## TO DO
Report how many lines contain "poncel"; state the number and nothing else.

## RAW DATA
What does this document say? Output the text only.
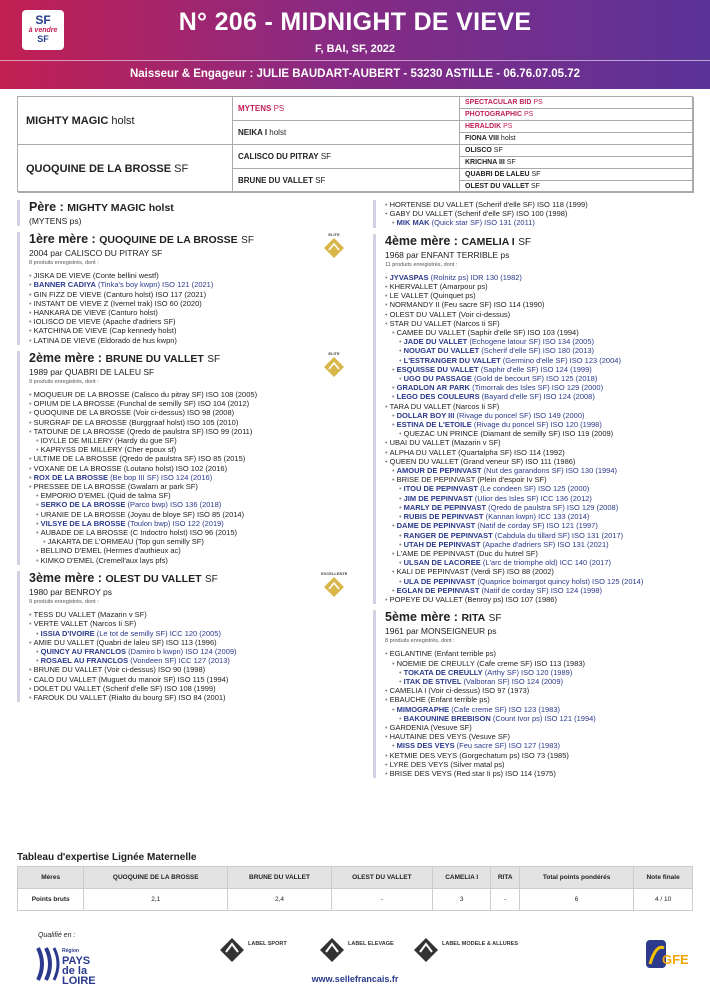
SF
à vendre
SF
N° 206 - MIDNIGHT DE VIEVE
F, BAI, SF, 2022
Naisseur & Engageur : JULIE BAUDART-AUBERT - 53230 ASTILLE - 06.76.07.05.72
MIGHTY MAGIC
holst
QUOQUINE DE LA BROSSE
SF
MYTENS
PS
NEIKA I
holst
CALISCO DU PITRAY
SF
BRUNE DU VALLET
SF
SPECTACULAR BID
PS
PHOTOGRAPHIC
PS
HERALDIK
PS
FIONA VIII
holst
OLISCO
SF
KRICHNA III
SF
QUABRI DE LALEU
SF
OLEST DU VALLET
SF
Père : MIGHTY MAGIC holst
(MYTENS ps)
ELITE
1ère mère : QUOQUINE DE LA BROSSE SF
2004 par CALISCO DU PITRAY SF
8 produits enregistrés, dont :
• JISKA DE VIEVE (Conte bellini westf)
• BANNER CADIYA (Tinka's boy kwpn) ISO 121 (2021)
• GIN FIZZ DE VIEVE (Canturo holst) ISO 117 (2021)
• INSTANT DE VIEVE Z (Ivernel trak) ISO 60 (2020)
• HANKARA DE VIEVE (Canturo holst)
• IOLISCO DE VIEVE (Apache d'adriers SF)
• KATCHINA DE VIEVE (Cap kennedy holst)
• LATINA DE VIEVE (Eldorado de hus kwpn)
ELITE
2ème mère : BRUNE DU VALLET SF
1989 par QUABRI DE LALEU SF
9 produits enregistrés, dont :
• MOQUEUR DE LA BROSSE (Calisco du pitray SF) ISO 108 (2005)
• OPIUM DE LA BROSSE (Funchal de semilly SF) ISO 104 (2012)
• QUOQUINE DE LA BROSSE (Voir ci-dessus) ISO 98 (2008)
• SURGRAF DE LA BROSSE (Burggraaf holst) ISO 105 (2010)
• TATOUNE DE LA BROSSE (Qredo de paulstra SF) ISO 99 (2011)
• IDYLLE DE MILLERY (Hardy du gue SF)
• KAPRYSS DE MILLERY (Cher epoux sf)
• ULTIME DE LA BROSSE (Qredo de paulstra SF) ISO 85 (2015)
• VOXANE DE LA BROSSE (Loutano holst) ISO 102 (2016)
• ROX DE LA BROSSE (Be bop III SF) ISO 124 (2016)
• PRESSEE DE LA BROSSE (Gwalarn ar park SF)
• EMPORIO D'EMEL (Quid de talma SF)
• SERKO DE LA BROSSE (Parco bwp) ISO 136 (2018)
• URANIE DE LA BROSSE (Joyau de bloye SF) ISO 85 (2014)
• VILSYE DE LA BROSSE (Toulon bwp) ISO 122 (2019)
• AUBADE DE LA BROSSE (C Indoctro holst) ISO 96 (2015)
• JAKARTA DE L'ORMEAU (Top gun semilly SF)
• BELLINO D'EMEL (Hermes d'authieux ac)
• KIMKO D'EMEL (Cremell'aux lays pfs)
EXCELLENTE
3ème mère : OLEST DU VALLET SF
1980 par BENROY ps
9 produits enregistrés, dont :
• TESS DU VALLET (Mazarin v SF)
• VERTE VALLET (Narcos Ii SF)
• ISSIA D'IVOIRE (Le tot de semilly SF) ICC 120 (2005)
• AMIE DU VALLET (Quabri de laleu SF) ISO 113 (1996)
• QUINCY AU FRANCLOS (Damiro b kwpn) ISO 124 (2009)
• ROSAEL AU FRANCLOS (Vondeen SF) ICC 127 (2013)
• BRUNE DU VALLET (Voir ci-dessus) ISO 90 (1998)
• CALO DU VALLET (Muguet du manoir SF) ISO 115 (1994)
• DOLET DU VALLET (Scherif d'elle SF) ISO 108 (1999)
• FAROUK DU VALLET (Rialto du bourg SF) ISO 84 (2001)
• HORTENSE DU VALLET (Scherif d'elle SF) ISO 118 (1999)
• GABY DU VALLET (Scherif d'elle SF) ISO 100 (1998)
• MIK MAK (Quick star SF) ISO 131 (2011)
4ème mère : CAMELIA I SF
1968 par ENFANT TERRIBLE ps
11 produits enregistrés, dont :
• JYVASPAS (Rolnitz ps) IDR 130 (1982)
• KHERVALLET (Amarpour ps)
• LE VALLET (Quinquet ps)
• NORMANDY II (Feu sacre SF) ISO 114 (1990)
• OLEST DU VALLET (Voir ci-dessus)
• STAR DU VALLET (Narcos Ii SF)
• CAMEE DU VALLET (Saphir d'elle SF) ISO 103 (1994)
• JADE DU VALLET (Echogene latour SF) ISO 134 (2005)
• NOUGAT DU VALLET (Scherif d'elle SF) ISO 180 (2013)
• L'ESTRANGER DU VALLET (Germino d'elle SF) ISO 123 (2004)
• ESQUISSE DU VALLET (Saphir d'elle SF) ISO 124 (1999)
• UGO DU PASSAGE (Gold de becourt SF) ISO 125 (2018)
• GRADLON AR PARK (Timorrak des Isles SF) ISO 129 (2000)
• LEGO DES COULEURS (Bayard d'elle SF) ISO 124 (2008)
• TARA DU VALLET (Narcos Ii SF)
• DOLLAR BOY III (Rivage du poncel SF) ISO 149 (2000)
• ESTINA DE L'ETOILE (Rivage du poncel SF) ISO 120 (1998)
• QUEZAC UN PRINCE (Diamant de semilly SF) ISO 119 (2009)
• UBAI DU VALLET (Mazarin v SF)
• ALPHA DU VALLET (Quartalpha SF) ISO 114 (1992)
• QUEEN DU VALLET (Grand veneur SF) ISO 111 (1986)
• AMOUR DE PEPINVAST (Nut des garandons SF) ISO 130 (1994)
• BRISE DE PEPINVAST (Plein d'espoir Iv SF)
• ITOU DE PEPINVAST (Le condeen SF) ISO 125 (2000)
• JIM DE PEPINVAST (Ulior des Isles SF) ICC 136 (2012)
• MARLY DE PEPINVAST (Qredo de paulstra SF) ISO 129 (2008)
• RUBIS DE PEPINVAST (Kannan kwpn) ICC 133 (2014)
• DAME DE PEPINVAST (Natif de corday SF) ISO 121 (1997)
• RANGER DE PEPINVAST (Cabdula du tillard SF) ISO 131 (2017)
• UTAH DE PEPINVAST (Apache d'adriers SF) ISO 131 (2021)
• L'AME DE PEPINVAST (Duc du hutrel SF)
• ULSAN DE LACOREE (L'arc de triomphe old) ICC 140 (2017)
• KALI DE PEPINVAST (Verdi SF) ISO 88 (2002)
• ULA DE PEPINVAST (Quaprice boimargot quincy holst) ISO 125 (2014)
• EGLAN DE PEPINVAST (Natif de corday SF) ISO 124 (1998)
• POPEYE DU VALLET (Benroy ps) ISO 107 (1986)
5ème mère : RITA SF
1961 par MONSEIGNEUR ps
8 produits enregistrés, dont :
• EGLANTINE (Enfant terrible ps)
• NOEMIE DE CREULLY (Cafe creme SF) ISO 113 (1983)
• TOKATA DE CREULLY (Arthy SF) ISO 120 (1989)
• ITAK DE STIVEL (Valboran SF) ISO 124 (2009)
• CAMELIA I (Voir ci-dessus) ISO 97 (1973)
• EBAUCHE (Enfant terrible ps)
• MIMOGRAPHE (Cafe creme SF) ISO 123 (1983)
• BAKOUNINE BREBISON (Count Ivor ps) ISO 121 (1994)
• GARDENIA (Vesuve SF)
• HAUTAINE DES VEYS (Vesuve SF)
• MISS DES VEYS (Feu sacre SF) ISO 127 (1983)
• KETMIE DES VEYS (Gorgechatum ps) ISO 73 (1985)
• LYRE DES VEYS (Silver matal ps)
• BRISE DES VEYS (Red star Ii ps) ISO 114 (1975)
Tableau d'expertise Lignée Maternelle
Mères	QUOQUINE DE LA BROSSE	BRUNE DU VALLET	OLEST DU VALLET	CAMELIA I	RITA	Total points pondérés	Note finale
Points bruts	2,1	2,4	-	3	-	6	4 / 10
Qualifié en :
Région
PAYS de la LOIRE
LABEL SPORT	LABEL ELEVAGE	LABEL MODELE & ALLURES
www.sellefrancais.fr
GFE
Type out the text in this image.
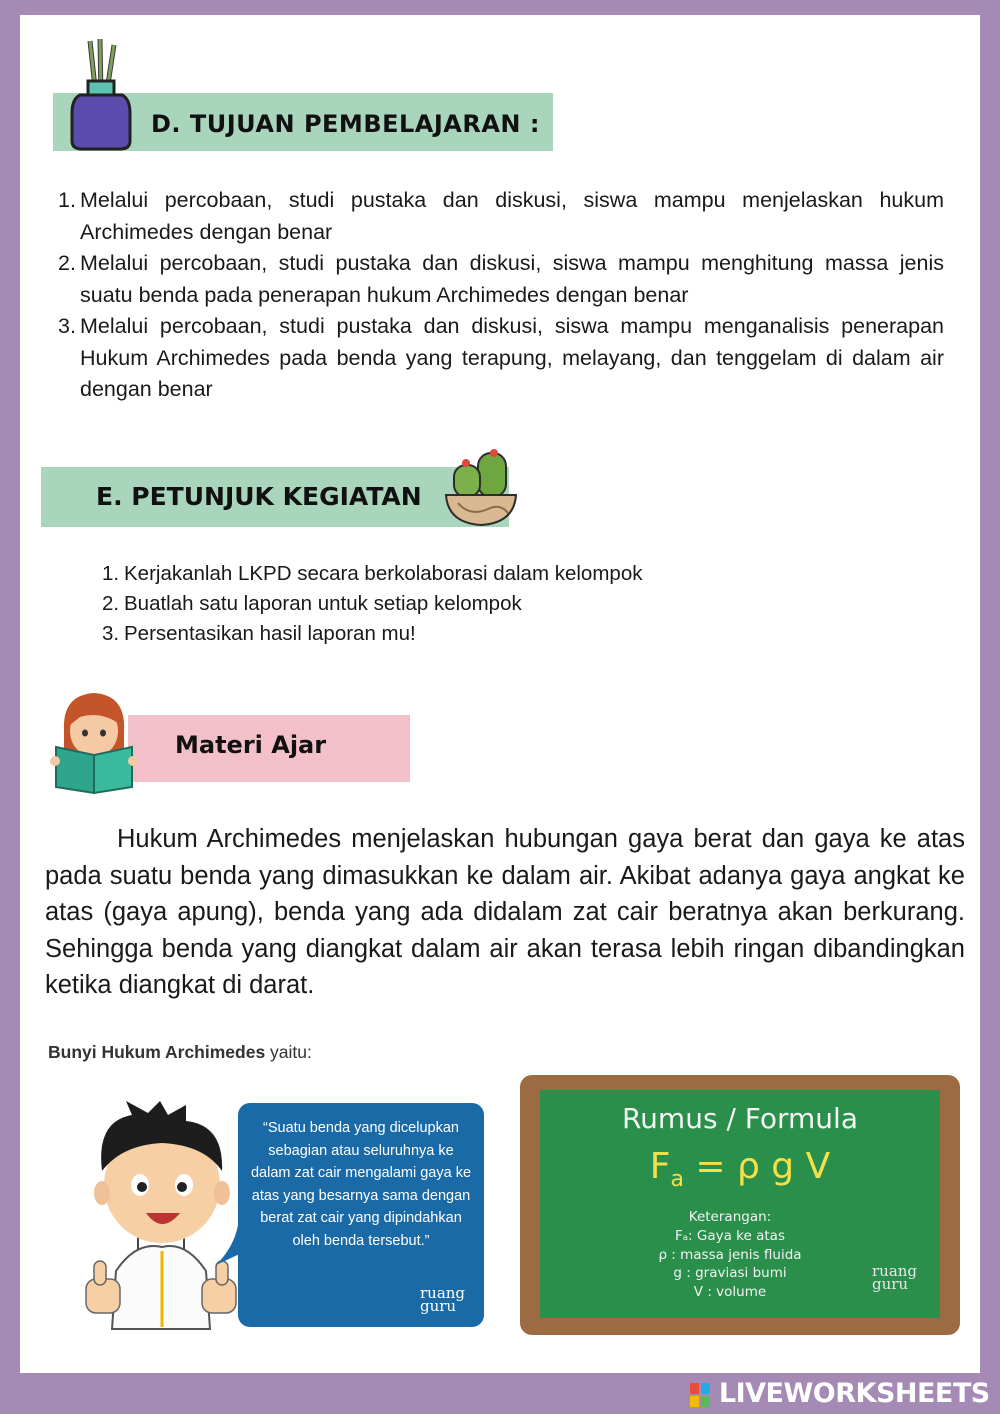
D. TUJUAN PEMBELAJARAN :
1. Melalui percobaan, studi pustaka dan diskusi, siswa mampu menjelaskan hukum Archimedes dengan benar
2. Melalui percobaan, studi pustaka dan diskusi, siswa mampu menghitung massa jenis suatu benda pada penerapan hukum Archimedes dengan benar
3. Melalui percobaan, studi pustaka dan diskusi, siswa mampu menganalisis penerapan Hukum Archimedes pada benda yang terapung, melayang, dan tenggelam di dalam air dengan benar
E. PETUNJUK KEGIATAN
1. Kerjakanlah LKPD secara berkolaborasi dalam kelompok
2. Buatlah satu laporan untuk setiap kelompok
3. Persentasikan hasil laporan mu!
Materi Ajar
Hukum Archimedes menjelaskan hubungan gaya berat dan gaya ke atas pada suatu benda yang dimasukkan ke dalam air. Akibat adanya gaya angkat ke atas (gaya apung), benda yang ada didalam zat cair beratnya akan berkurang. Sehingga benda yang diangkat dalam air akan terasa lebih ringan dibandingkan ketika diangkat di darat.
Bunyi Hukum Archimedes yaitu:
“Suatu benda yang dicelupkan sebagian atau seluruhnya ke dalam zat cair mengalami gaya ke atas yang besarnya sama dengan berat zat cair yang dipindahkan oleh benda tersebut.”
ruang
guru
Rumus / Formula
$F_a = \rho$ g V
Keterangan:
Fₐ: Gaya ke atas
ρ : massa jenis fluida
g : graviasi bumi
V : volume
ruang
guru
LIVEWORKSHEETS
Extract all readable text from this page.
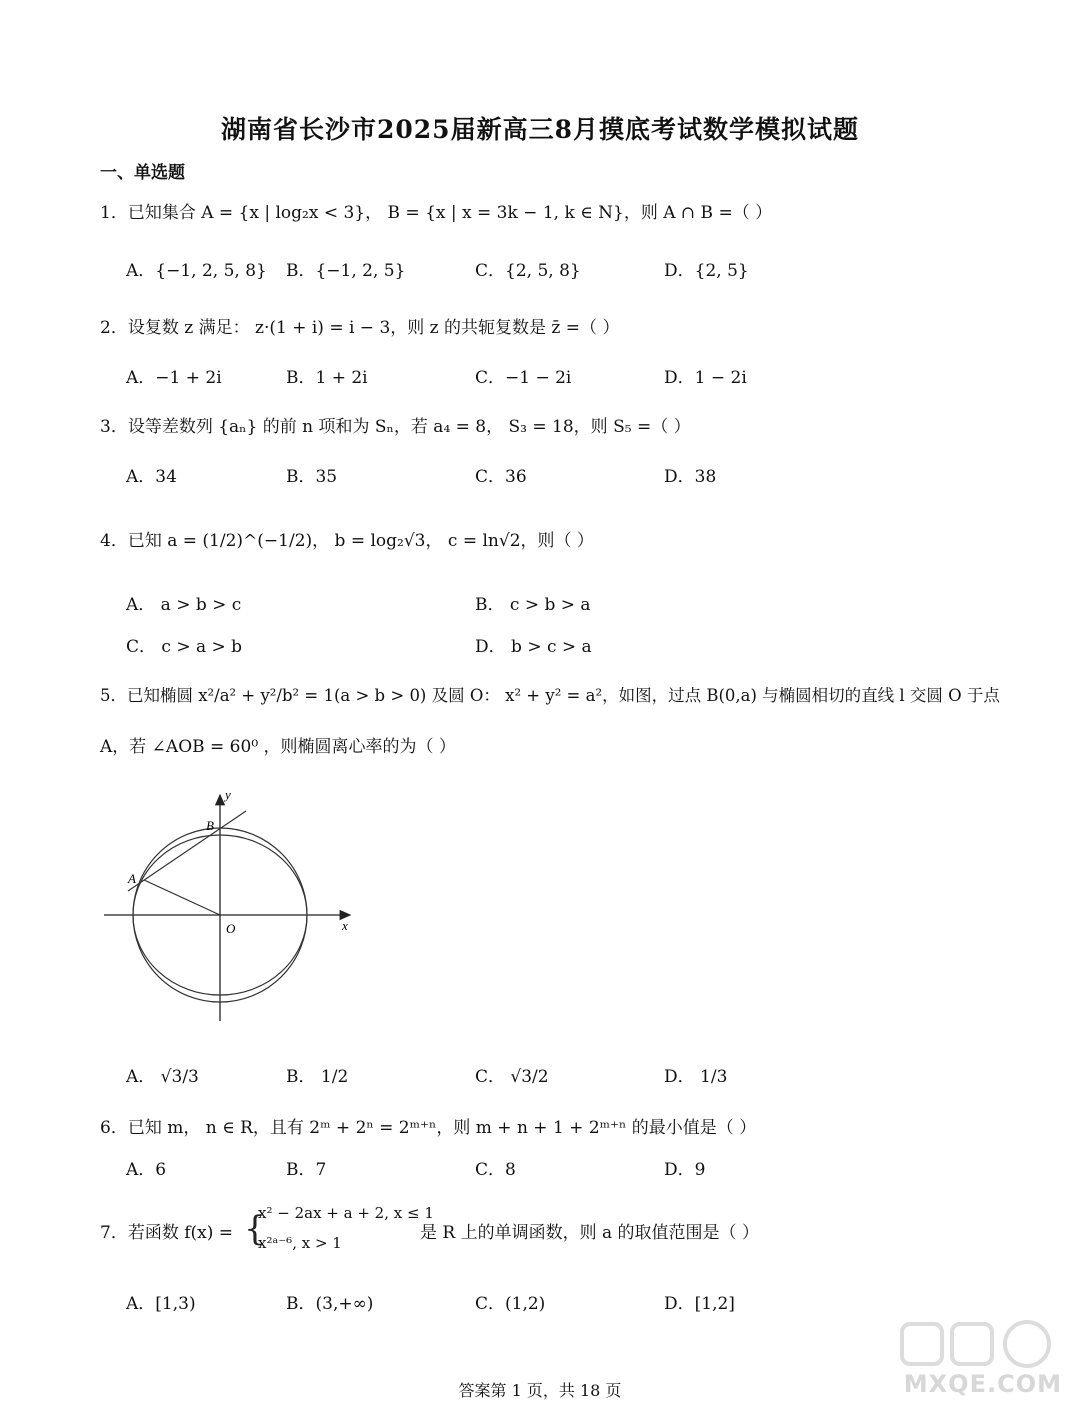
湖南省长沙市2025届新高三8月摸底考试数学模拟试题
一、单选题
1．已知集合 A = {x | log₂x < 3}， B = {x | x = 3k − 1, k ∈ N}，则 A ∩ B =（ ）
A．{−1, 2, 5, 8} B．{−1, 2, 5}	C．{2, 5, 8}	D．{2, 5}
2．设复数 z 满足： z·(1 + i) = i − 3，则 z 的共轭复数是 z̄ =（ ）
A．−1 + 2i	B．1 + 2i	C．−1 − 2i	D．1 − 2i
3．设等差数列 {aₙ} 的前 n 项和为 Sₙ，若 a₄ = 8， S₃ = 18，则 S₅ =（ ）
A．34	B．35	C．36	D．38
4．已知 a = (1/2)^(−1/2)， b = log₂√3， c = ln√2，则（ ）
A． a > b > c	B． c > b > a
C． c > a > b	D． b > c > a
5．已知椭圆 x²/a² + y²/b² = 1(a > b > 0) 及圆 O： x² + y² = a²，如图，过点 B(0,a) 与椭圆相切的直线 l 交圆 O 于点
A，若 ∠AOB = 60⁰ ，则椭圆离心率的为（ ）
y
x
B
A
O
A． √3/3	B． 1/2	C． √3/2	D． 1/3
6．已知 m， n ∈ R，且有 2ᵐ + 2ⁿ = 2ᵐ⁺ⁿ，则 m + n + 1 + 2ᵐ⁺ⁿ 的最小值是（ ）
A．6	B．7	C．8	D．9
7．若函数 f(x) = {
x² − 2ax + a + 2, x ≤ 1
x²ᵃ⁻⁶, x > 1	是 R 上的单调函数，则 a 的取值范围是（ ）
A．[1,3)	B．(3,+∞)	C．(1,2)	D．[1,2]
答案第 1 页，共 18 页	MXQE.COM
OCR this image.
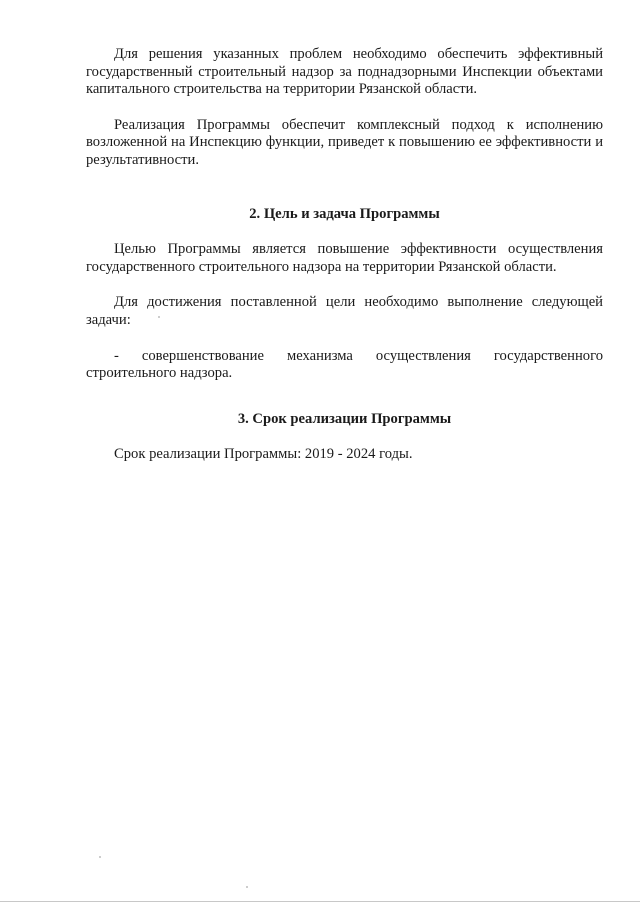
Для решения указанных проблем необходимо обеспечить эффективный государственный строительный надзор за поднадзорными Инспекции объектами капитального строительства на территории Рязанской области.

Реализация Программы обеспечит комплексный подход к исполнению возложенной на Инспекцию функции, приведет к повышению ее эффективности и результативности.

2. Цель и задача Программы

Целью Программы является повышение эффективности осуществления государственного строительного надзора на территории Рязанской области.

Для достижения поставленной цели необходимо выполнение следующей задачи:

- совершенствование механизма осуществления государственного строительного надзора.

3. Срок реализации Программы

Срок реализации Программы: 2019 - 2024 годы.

## CORRECT RESPONSE
2